▸ What is expected
Copy out each line of the material in which the word "ISOCOM" appears.
--- Start of Material for the task ---
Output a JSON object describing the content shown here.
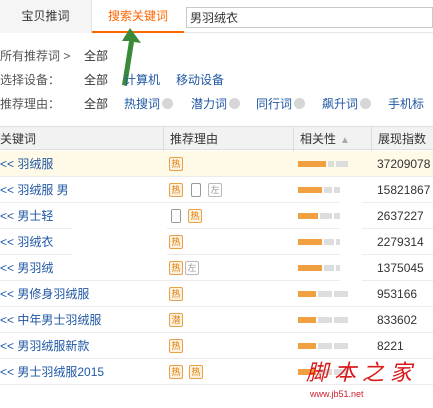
{
  "tabs": [
    {
      "label": "宝贝推词",
      "active": false
    },
    {
      "label": "搜索关键词",
      "active": true
    }
  ],
  "search": {
    "value": "男羽绒衣"
  },
  "filters": {
    "recommended": {
      "label": "所有推荐词 >",
      "option": "全部"
    },
    "device": {
      "label": "选择设备：",
      "options": [
        "全部",
        "计算机",
        "移动设备"
      ]
    },
    "reason": {
      "label": "推荐理由：",
      "options": [
        "全部",
        "热搜词",
        "潜力词",
        "同行词",
        "飙升词",
        "手机标"
      ]
    }
  },
  "table": {
    "headers": [
      "关键词",
      "推荐理由",
      "相关性",
      "展现指数"
    ],
    "rows": [
      {
        "keyword": "<< 羽绒服",
        "tags": [
          "热"
        ],
        "relevance": 5,
        "index": "37209078",
        "highlight": true
      },
      {
        "keyword": "<< 羽绒服 男",
        "tags": [
          "热",
          "phone",
          "左"
        ],
        "relevance": 4,
        "index": "15821867"
      },
      {
        "keyword": "<< 男士轻",
        "tags": [
          "phone",
          "热"
        ],
        "relevance": 3,
        "index": "2637227"
      },
      {
        "keyword": "<< 羽绒衣",
        "tags": [
          "热"
        ],
        "relevance": 4,
        "index": "2279314"
      },
      {
        "keyword": "<< 男羽绒",
        "tags": [
          "热",
          "左"
        ],
        "relevance": 4,
        "index": "1375045"
      },
      {
        "keyword": "<< 男修身羽绒服",
        "tags": [
          "热"
        ],
        "relevance": 3,
        "index": "953166"
      },
      {
        "keyword": "<< 中年男士羽绒服",
        "tags": [
          "潜"
        ],
        "relevance": 3,
        "index": "833602"
      },
      {
        "keyword": "<< 男羽绒服新款",
        "tags": [
          "热"
        ],
        "relevance": 3,
        "index": "8221"
      },
      {
        "keyword": "<< 男士羽绒服2015",
        "tags": [
          "热",
          "热"
        ],
        "relevance": 3,
        "index": ""
      }
    ]
  },
  "watermark": {
    "big": "脚本之家",
    "small": "www.jb51.net"
  },
  "colors": {
    "accent": "#ff6600",
    "link": "#1f57a3",
    "bar": "#f0a040",
    "arrow": "#3a8a3a"
  }
}
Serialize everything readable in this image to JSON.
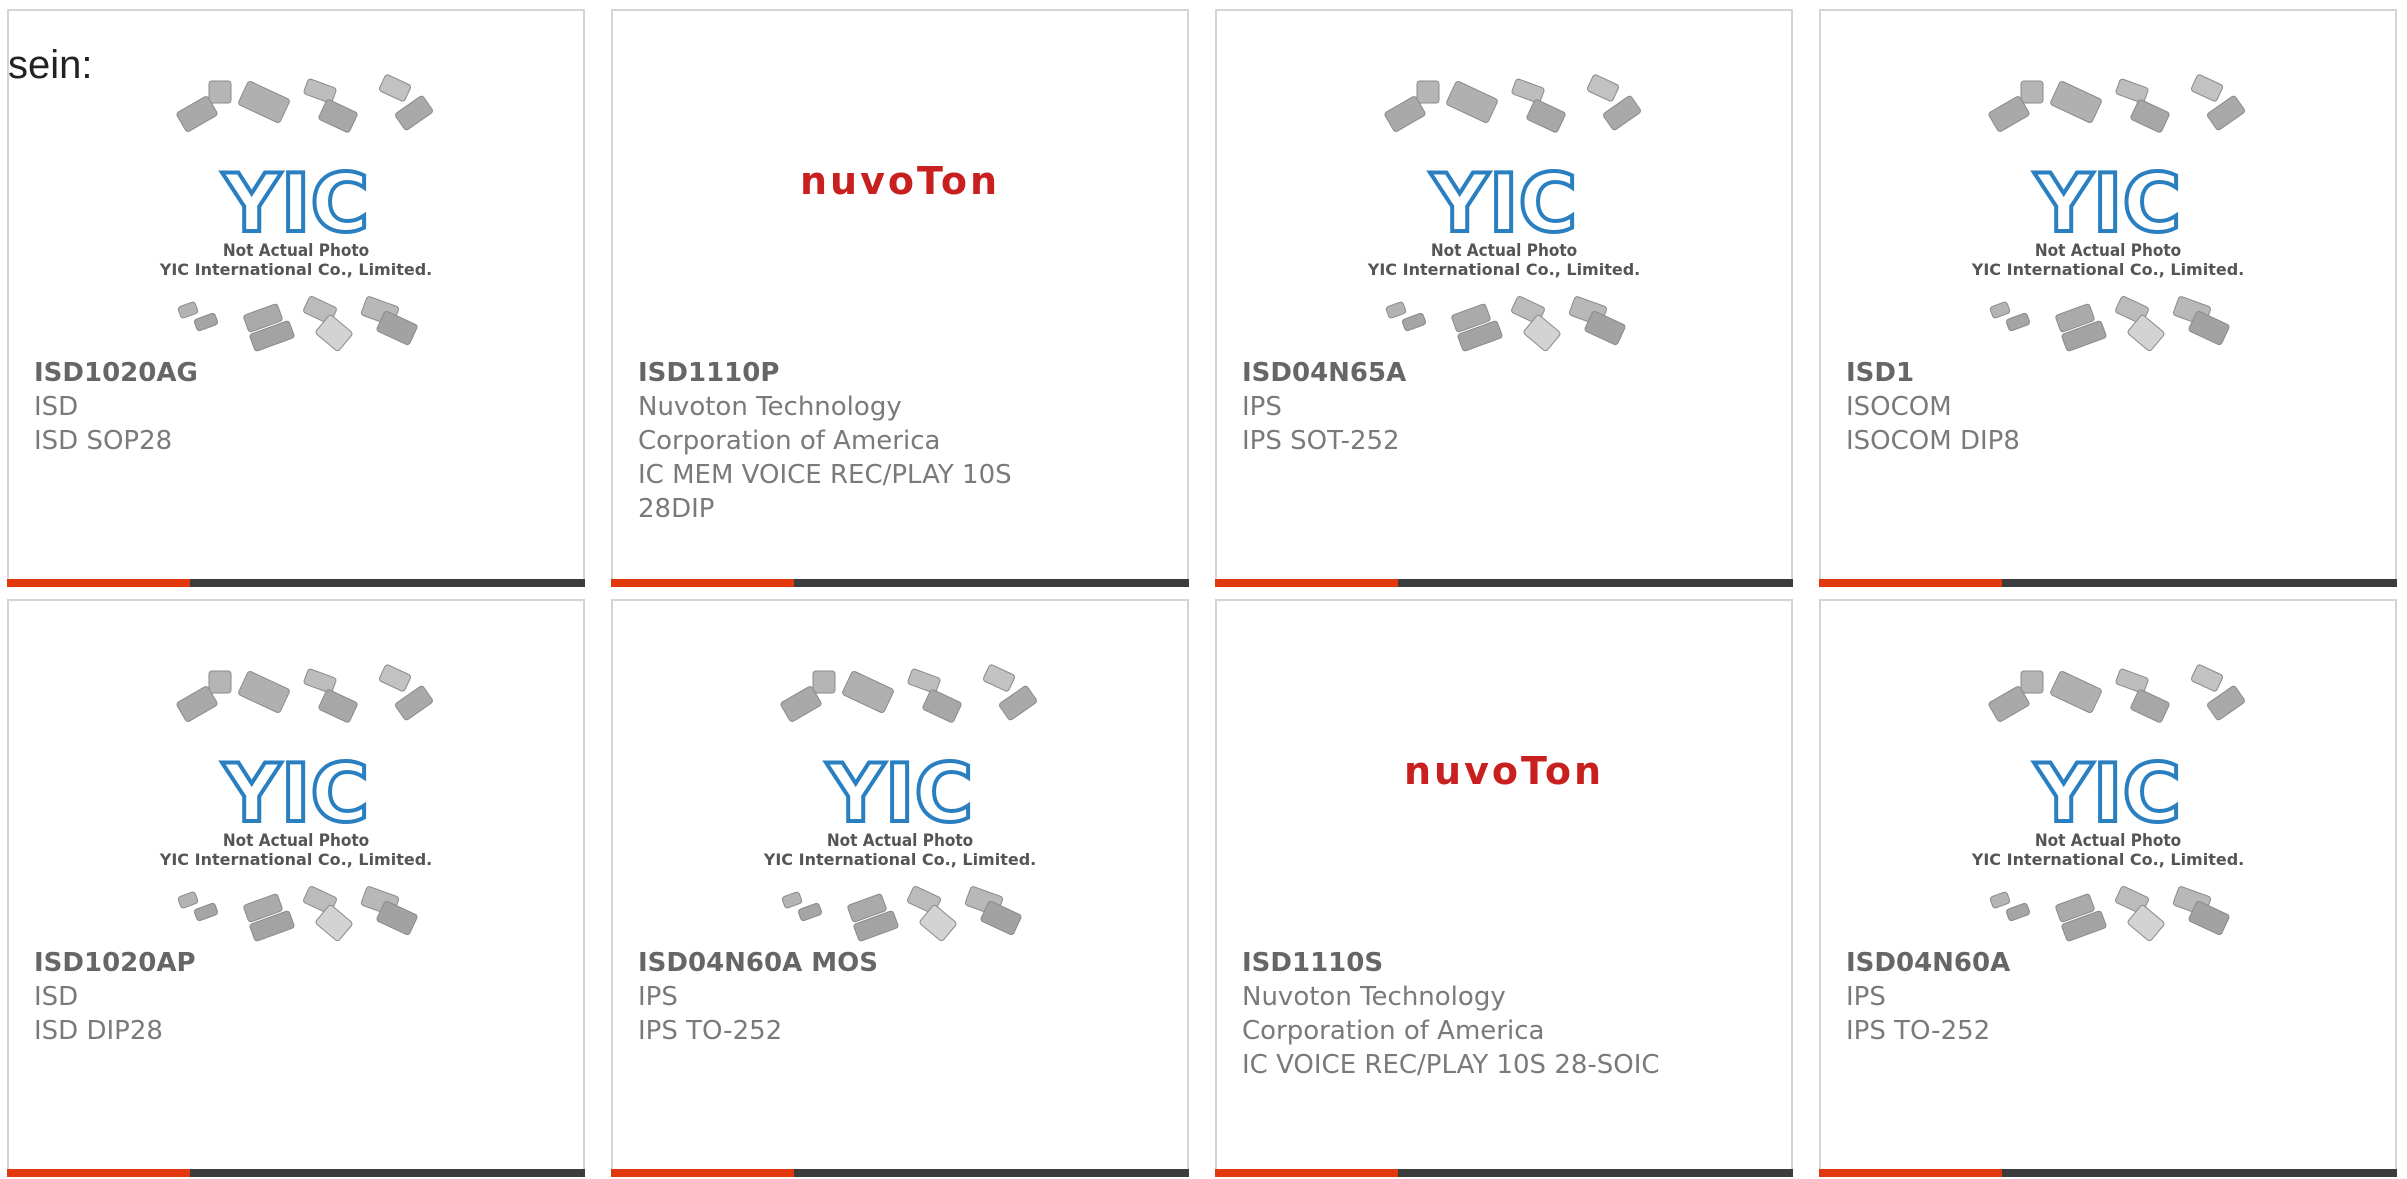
{
  "intro_text": "sein:",
  "yic_placeholder": {
    "logo": "YIC",
    "line1": "Not Actual Photo",
    "line2": "YIC International Co., Limited."
  },
  "nuvoton_logo": "nuvoTon",
  "products": [
    {
      "part": "ISD1020AG",
      "manufacturer": "ISD",
      "description": "ISD SOP28",
      "image": "yic"
    },
    {
      "part": "ISD1110P",
      "manufacturer": "Nuvoton Technology Corporation of America",
      "description": "IC MEM VOICE REC/PLAY 10S 28DIP",
      "image": "nuvoton"
    },
    {
      "part": "ISD04N65A",
      "manufacturer": "IPS",
      "description": "IPS SOT-252",
      "image": "yic"
    },
    {
      "part": "ISD1",
      "manufacturer": "ISOCOM",
      "description": "ISOCOM DIP8",
      "image": "yic"
    },
    {
      "part": "ISD1020AP",
      "manufacturer": "ISD",
      "description": "ISD DIP28",
      "image": "yic"
    },
    {
      "part": "ISD04N60A MOS",
      "manufacturer": "IPS",
      "description": "IPS TO-252",
      "image": "yic"
    },
    {
      "part": "ISD1110S",
      "manufacturer": "Nuvoton Technology Corporation of America",
      "description": "IC VOICE REC/PLAY 10S 28-SOIC",
      "image": "nuvoton"
    },
    {
      "part": "ISD04N60A",
      "manufacturer": "IPS",
      "description": "IPS TO-252",
      "image": "yic"
    }
  ],
  "colors": {
    "accent": "#e2380d",
    "bar": "#3c3c3c",
    "yic_blue": "#2a7fc1",
    "nuvoton_red": "#c8201f"
  }
}
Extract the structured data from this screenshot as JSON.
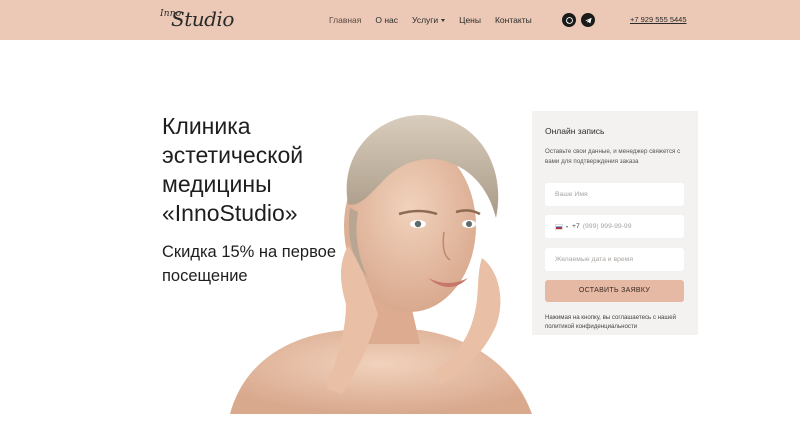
{
  "header": {
    "logo": {
      "small": "Inno",
      "big": "Studio"
    },
    "nav": [
      {
        "label": "Главная",
        "active": true
      },
      {
        "label": "О нас"
      },
      {
        "label": "Услуги",
        "has_dropdown": true
      },
      {
        "label": "Цены"
      },
      {
        "label": "Контакты"
      }
    ],
    "social": [
      {
        "icon": "whatsapp-icon"
      },
      {
        "icon": "telegram-icon"
      }
    ],
    "phone": "+7 929 555 5445"
  },
  "hero": {
    "title": "Клиника эстетической медицины «InnoStudio»",
    "subtitle": "Скидка 15% на первое посещение"
  },
  "form": {
    "title": "Онлайн запись",
    "description": "Оставьте свои данные, и менеджер свяжется с вами для подтверждения заказа",
    "name_placeholder": "Ваше Имя",
    "phone_code": "+7",
    "phone_placeholder": "(999) 999-99-99",
    "date_placeholder": "Желаемые дата и время",
    "submit_label": "ОСТАВИТЬ ЗАЯВКУ",
    "consent": "Нажимая на кнопку, вы соглашаетесь с нашей политикой конфиденциальности"
  },
  "colors": {
    "header_bg": "#ecc9b6",
    "button_bg": "#e5b9a3",
    "form_bg": "#f4f2f1",
    "text_dark": "#1e1e1e"
  }
}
--- End of Material for the task ---
▸ Task response
      "manufacturer": "ISOCOM",
      "description": "ISOCOM DIP8",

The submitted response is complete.